DATA FOR THIS TASK -
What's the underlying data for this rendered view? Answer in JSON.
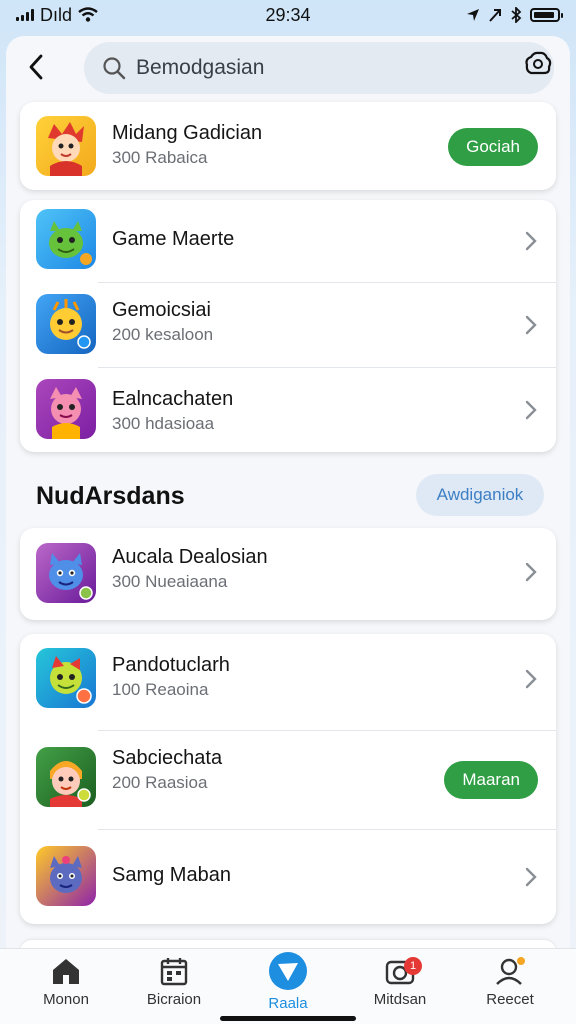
{
  "status_bar": {
    "carrier": "Dıld",
    "time": "29:34"
  },
  "search": {
    "text": "Bemodgasian"
  },
  "featured": {
    "title": "Midang Gadician",
    "subtitle": "300 Rabaica",
    "action": "Gociah"
  },
  "list1": [
    {
      "title": "Game Maerte",
      "subtitle": ""
    },
    {
      "title": "Gemoicsiai",
      "subtitle": "200 kesaloon"
    },
    {
      "title": "Ealncachaten",
      "subtitle": "300 hdasioaa"
    }
  ],
  "section": {
    "title": "NudArsdans",
    "action": "Awdiganiok"
  },
  "list2": [
    {
      "title": "Aucala Dealosian",
      "subtitle": "300 Nueaiaana"
    }
  ],
  "list3": [
    {
      "title": "Pandotuclarh",
      "subtitle": "100 Reaoina"
    },
    {
      "title": "Sabciechata",
      "subtitle": "200 Raasioa",
      "action": "Maaran"
    },
    {
      "title": "Samg Maban",
      "subtitle": ""
    }
  ],
  "nav": [
    {
      "label": "Monon",
      "icon": "home-icon"
    },
    {
      "label": "Bicraion",
      "icon": "calendar-icon"
    },
    {
      "label": "Raala",
      "icon": "play-icon"
    },
    {
      "label": "Mitdsan",
      "icon": "camera-icon",
      "badge": "1"
    },
    {
      "label": "Reecet",
      "icon": "profile-icon"
    }
  ],
  "colors": {
    "accent": "#1d8ee0",
    "green": "#2f9e44",
    "badge": "#e53935"
  }
}
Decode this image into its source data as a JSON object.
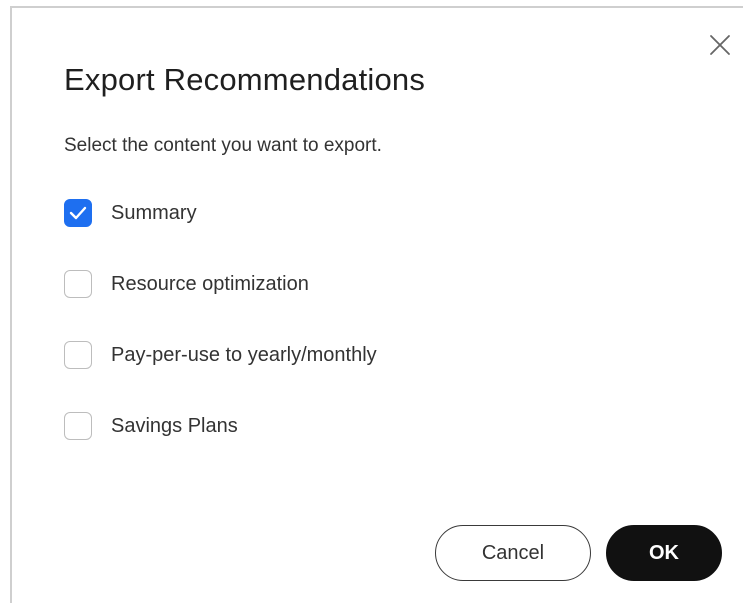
{
  "dialog": {
    "title": "Export Recommendations",
    "subtitle": "Select the content you want to export."
  },
  "options": [
    {
      "label": "Summary",
      "checked": true
    },
    {
      "label": "Resource optimization",
      "checked": false
    },
    {
      "label": "Pay-per-use to yearly/monthly",
      "checked": false
    },
    {
      "label": "Savings Plans",
      "checked": false
    }
  ],
  "buttons": {
    "cancel_label": "Cancel",
    "ok_label": "OK"
  },
  "icons": {
    "close": "close-icon",
    "check": "checkmark-icon"
  },
  "colors": {
    "accent": "#1e6ff0",
    "primary_button": "#111111",
    "text": "#333333"
  }
}
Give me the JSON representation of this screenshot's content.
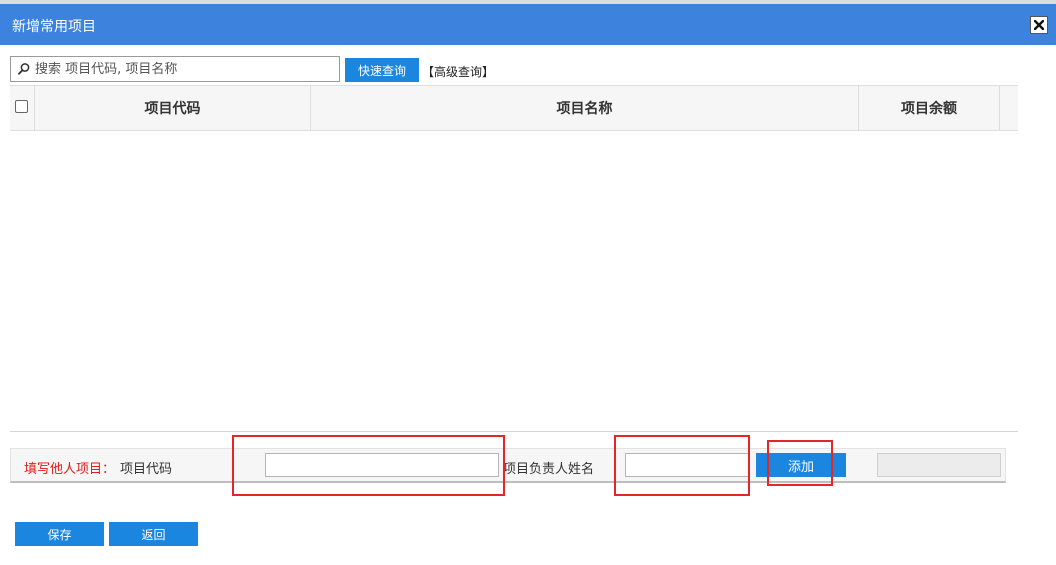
{
  "dialog": {
    "title": "新增常用项目",
    "close_icon": "close-icon"
  },
  "search": {
    "placeholder": "搜索 项目代码, 项目名称",
    "quick_button": "快速查询",
    "advanced_link": "【高级查询】"
  },
  "grid": {
    "columns": [
      "项目代码",
      "项目名称",
      "项目余额"
    ],
    "rows": []
  },
  "add_other": {
    "label": "填写他人项目：",
    "code_label": "项目代码",
    "code_value": "",
    "owner_label": "项目负责人姓名",
    "owner_value": "",
    "add_button": "添加"
  },
  "footer": {
    "save_button": "保存",
    "back_button": "返回"
  },
  "colors": {
    "header_bg": "#3d82dc",
    "button_bg": "#1a86e0",
    "label_red": "#e21b1b",
    "annotation_red": "#e32626"
  }
}
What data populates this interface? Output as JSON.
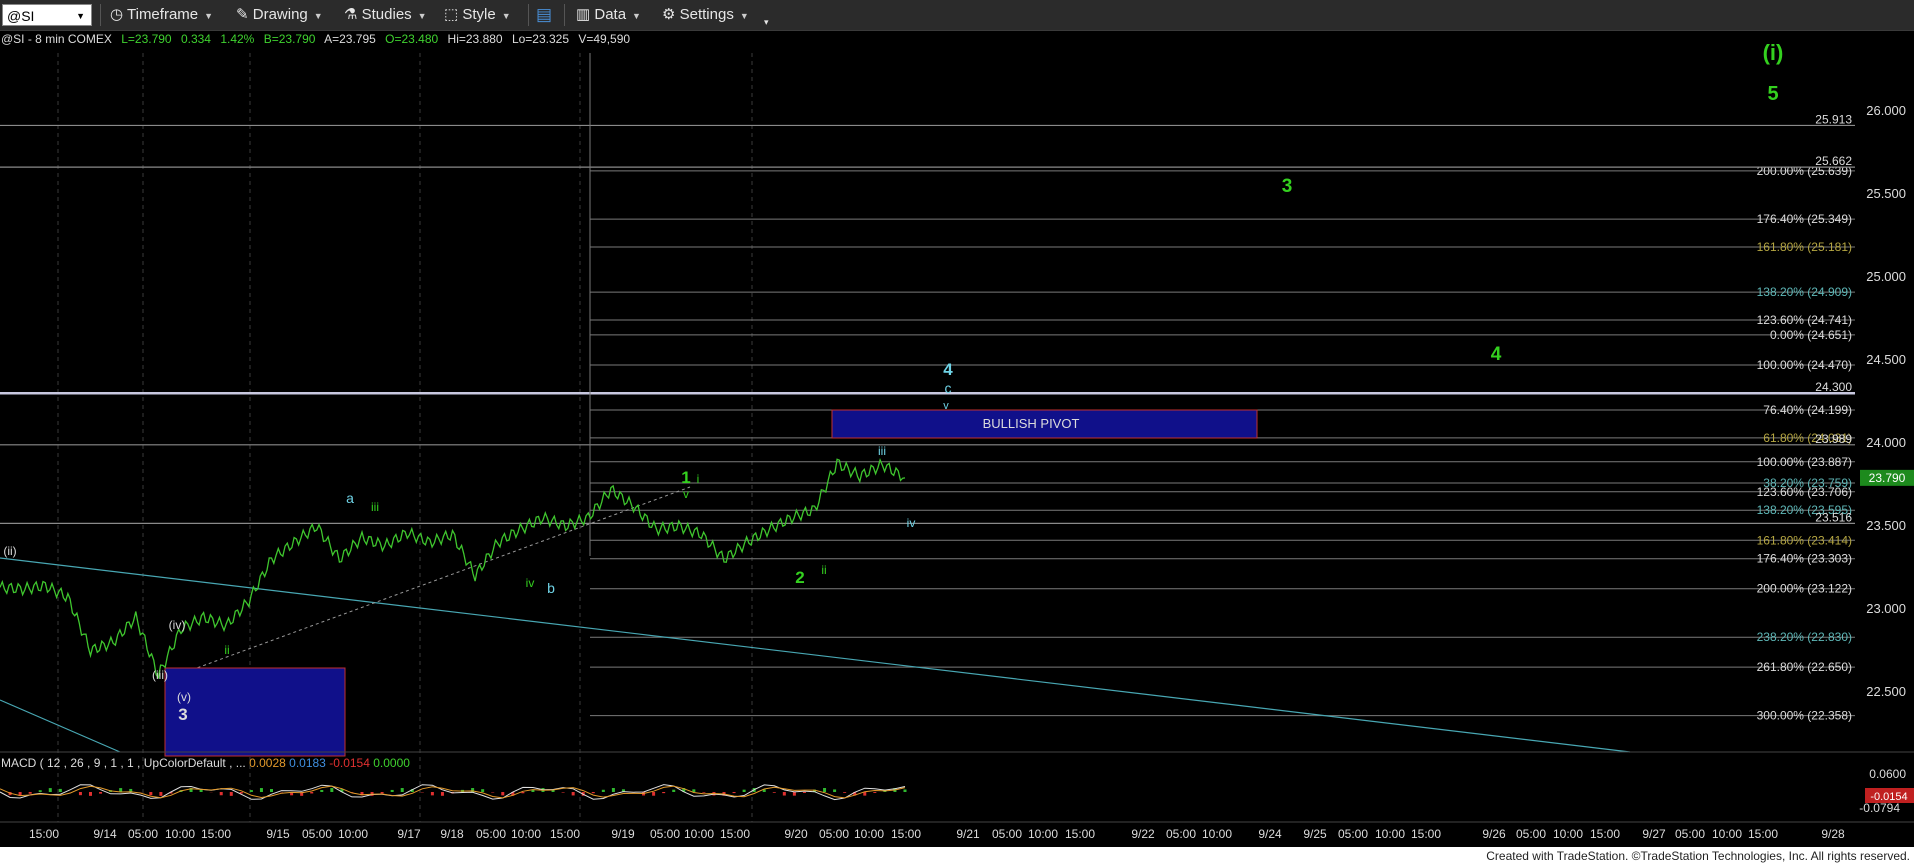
{
  "toolbar": {
    "symbol": "@SI",
    "timeframe": "Timeframe",
    "drawing": "Drawing",
    "studies": "Studies",
    "style": "Style",
    "data": "Data",
    "settings": "Settings"
  },
  "info": {
    "symbol_desc": "@SI - 8 min  COMEX",
    "last": "L=23.790",
    "change": "0.334",
    "change_pct": "1.42%",
    "bid": "B=23.790",
    "ask": "A=23.795",
    "open": "O=23.480",
    "high": "Hi=23.880",
    "low": "Lo=23.325",
    "volume": "V=49,590"
  },
  "colors": {
    "price": "#3fc62e",
    "wave_green": "#34d11f",
    "wave_cyan": "#6fd3e6",
    "pivot": "#10108a",
    "last_badge": "#1d8a1d"
  },
  "chart_data": {
    "type": "line",
    "x_ticks": [
      "15:00",
      "9/14",
      "05:00",
      "10:00",
      "15:00",
      "9/15",
      "05:00",
      "10:00",
      "9/17",
      "9/18",
      "05:00",
      "10:00",
      "15:00",
      "9/19",
      "05:00",
      "10:00",
      "15:00",
      "9/20",
      "05:00",
      "10:00",
      "15:00",
      "9/21",
      "05:00",
      "10:00",
      "15:00",
      "9/22",
      "05:00",
      "10:00",
      "9/24",
      "9/25",
      "05:00",
      "10:00",
      "15:00",
      "9/26",
      "05:00",
      "10:00",
      "15:00",
      "9/27",
      "05:00",
      "10:00",
      "15:00",
      "9/28"
    ],
    "y_ticks": [
      "26.000",
      "25.500",
      "25.000",
      "24.500",
      "24.000",
      "23.500",
      "23.000",
      "22.500"
    ],
    "y_range": [
      22.2,
      26.5
    ],
    "last_price": "23.790",
    "price_points": [
      [
        0,
        23.13
      ],
      [
        1,
        23.12
      ],
      [
        2,
        23.14
      ],
      [
        3,
        23.07
      ],
      [
        4,
        22.75
      ],
      [
        5,
        22.8
      ],
      [
        6,
        22.95
      ],
      [
        7,
        22.6
      ],
      [
        8,
        22.88
      ],
      [
        9,
        22.95
      ],
      [
        10,
        22.9
      ],
      [
        11,
        23.05
      ],
      [
        12,
        23.3
      ],
      [
        13,
        23.4
      ],
      [
        14,
        23.5
      ],
      [
        15,
        23.3
      ],
      [
        16,
        23.43
      ],
      [
        17,
        23.38
      ],
      [
        18,
        23.46
      ],
      [
        19,
        23.4
      ],
      [
        20,
        23.45
      ],
      [
        21,
        23.2
      ],
      [
        22,
        23.4
      ],
      [
        23,
        23.48
      ],
      [
        24,
        23.55
      ],
      [
        25,
        23.5
      ],
      [
        26,
        23.55
      ],
      [
        27,
        23.72
      ],
      [
        28,
        23.62
      ],
      [
        29,
        23.48
      ],
      [
        30,
        23.5
      ],
      [
        31,
        23.45
      ],
      [
        32,
        23.3
      ],
      [
        33,
        23.4
      ],
      [
        34,
        23.48
      ],
      [
        35,
        23.55
      ],
      [
        36,
        23.6
      ],
      [
        37,
        23.88
      ],
      [
        38,
        23.8
      ],
      [
        39,
        23.87
      ],
      [
        40,
        23.79
      ]
    ],
    "fib_labels": [
      {
        "text": "200.00% (25.639)",
        "value": 25.639,
        "color": "#dcdcdc"
      },
      {
        "text": "176.40% (25.349)",
        "value": 25.349,
        "color": "#dcdcdc"
      },
      {
        "text": "161.80% (25.181)",
        "value": 25.181,
        "color": "#b5a642"
      },
      {
        "text": "138.20% (24.909)",
        "value": 24.909,
        "color": "#5fb8b8"
      },
      {
        "text": "123.60% (24.741)",
        "value": 24.741,
        "color": "#dcdcdc"
      },
      {
        "text": "0.00% (24.651)",
        "value": 24.651,
        "color": "#dcdcdc"
      },
      {
        "text": "100.00% (24.470)",
        "value": 24.47,
        "color": "#dcdcdc"
      },
      {
        "text": "76.40% (24.199)",
        "value": 24.199,
        "color": "#dcdcdc"
      },
      {
        "text": "61.80% (24.031)",
        "value": 24.031,
        "color": "#b5a642"
      },
      {
        "text": "100.00% (23.887)",
        "value": 23.887,
        "color": "#dcdcdc"
      },
      {
        "text": "38.20% (23.759)",
        "value": 23.759,
        "color": "#5fb8b8"
      },
      {
        "text": "123.60% (23.706)",
        "value": 23.706,
        "color": "#dcdcdc"
      },
      {
        "text": "138.20% (23.595)",
        "value": 23.595,
        "color": "#5fb8b8"
      },
      {
        "text": "161.80% (23.414)",
        "value": 23.414,
        "color": "#b5a642"
      },
      {
        "text": "176.40% (23.303)",
        "value": 23.303,
        "color": "#dcdcdc"
      },
      {
        "text": "200.00% (23.122)",
        "value": 23.122,
        "color": "#dcdcdc"
      },
      {
        "text": "238.20% (22.830)",
        "value": 22.83,
        "color": "#5fb8b8"
      },
      {
        "text": "261.80% (22.650)",
        "value": 22.65,
        "color": "#dcdcdc"
      },
      {
        "text": "300.00% (22.358)",
        "value": 22.358,
        "color": "#dcdcdc"
      }
    ],
    "level_labels": [
      {
        "text": "25.913",
        "value": 25.913
      },
      {
        "text": "25.662",
        "value": 25.662
      },
      {
        "text": "24.300",
        "value": 24.3
      },
      {
        "text": "23.989",
        "value": 23.989
      },
      {
        "text": "23.516",
        "value": 23.516
      }
    ],
    "pivot_label": "BULLISH PIVOT",
    "wave_labels": [
      {
        "text": "(i)",
        "color": "green",
        "size": "large"
      },
      {
        "text": "5",
        "color": "green",
        "size": "large"
      },
      {
        "text": "3",
        "color": "green",
        "size": "large"
      },
      {
        "text": "4",
        "color": "green",
        "size": "large"
      },
      {
        "text": "4",
        "color": "cyan",
        "size": "large"
      },
      {
        "text": "c",
        "color": "cyan",
        "size": "medium"
      },
      {
        "text": "v",
        "color": "cyan",
        "size": "small"
      },
      {
        "text": "iii",
        "color": "cyan",
        "size": "small"
      },
      {
        "text": "iv",
        "color": "cyan",
        "size": "small"
      },
      {
        "text": "1",
        "color": "green",
        "size": "large"
      },
      {
        "text": "i",
        "color": "green",
        "size": "small"
      },
      {
        "text": "v",
        "color": "green",
        "size": "small"
      },
      {
        "text": "2",
        "color": "green",
        "size": "large"
      },
      {
        "text": "ii",
        "color": "green",
        "size": "small"
      },
      {
        "text": "a",
        "color": "cyan",
        "size": "medium"
      },
      {
        "text": "iii",
        "color": "green",
        "size": "small"
      },
      {
        "text": "iv",
        "color": "green",
        "size": "small"
      },
      {
        "text": "b",
        "color": "cyan",
        "size": "medium"
      },
      {
        "text": "ii",
        "color": "green",
        "size": "small"
      },
      {
        "text": "(iv)",
        "color": "white",
        "size": "small"
      },
      {
        "text": "(iii)",
        "color": "white",
        "size": "small"
      },
      {
        "text": "(v)",
        "color": "white",
        "size": "small"
      },
      {
        "text": "(ii)",
        "color": "white",
        "size": "small"
      },
      {
        "text": "3",
        "color": "white",
        "size": "large"
      }
    ],
    "macd": {
      "label": "MACD ( 12 , 26 , 9 , 1 , 1 , UpColorDefault , ...",
      "v1": "0.0028",
      "v2": "0.0183",
      "v3": "-0.0154",
      "v4": "0.0000",
      "y_ticks": [
        "0.0600",
        "-0.0794"
      ],
      "last": "-0.0154"
    }
  },
  "footer": "Created with TradeStation. ©TradeStation Technologies, Inc. All rights reserved."
}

AIM OF THE TASK - Find the count of lines in the data above where the string "action" occurs. Provide that number alone.

COMPLETED EXERCISE - 3